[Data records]

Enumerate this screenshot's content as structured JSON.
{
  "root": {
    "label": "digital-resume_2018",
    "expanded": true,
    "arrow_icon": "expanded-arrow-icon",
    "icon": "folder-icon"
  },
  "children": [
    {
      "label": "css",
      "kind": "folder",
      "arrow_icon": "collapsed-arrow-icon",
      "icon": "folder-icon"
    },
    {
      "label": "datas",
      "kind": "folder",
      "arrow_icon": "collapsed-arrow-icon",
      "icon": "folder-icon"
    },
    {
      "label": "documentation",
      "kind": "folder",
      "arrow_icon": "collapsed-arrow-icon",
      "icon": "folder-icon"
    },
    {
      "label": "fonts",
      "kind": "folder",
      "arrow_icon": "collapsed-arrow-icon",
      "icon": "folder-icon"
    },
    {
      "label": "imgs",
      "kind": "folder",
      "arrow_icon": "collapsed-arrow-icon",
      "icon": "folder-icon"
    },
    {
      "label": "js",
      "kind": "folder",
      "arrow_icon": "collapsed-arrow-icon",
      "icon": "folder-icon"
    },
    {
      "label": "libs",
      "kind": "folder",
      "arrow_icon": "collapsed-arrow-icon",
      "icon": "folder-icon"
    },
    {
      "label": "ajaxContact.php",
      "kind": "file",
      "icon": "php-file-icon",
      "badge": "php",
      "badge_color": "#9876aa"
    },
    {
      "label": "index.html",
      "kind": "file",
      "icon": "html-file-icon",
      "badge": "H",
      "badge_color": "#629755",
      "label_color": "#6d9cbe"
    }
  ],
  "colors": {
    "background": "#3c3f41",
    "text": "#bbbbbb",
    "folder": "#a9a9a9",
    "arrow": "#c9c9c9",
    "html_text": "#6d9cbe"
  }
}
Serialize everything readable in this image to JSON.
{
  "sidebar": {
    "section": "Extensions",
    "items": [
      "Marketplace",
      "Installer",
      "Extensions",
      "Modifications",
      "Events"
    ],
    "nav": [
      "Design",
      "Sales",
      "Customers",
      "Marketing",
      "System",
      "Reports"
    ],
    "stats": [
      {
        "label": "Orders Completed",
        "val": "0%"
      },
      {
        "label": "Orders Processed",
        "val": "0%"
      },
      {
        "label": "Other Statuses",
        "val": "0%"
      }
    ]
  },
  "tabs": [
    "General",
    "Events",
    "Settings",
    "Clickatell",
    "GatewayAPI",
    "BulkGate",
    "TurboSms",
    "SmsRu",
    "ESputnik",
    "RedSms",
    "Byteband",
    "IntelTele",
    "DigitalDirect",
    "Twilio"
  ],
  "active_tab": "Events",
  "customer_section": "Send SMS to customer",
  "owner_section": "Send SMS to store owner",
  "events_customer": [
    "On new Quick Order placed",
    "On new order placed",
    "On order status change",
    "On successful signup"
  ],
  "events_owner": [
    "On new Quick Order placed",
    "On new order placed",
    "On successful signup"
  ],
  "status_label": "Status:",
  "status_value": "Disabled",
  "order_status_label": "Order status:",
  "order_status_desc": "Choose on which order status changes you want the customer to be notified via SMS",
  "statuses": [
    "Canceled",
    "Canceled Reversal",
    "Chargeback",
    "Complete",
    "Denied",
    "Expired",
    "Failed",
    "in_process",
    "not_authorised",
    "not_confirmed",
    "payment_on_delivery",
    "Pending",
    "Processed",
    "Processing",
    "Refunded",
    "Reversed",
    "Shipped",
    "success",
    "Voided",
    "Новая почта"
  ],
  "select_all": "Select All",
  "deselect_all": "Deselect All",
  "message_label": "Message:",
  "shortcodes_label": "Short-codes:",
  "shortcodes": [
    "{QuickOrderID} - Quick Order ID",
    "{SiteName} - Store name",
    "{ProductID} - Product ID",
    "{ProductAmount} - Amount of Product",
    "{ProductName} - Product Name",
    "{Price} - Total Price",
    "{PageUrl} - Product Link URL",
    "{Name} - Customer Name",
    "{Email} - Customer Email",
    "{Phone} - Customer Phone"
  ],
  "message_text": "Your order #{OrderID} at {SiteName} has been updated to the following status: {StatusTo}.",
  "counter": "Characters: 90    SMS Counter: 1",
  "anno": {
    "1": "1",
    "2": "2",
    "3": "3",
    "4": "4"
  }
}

WRITTEN INSTRUCTION → Copy, from the material, each line that holds the string "this".

FINAL RESULT →
Enumerate this screenshot's content as structured JSON.
Serialize everything readable in this image to JSON.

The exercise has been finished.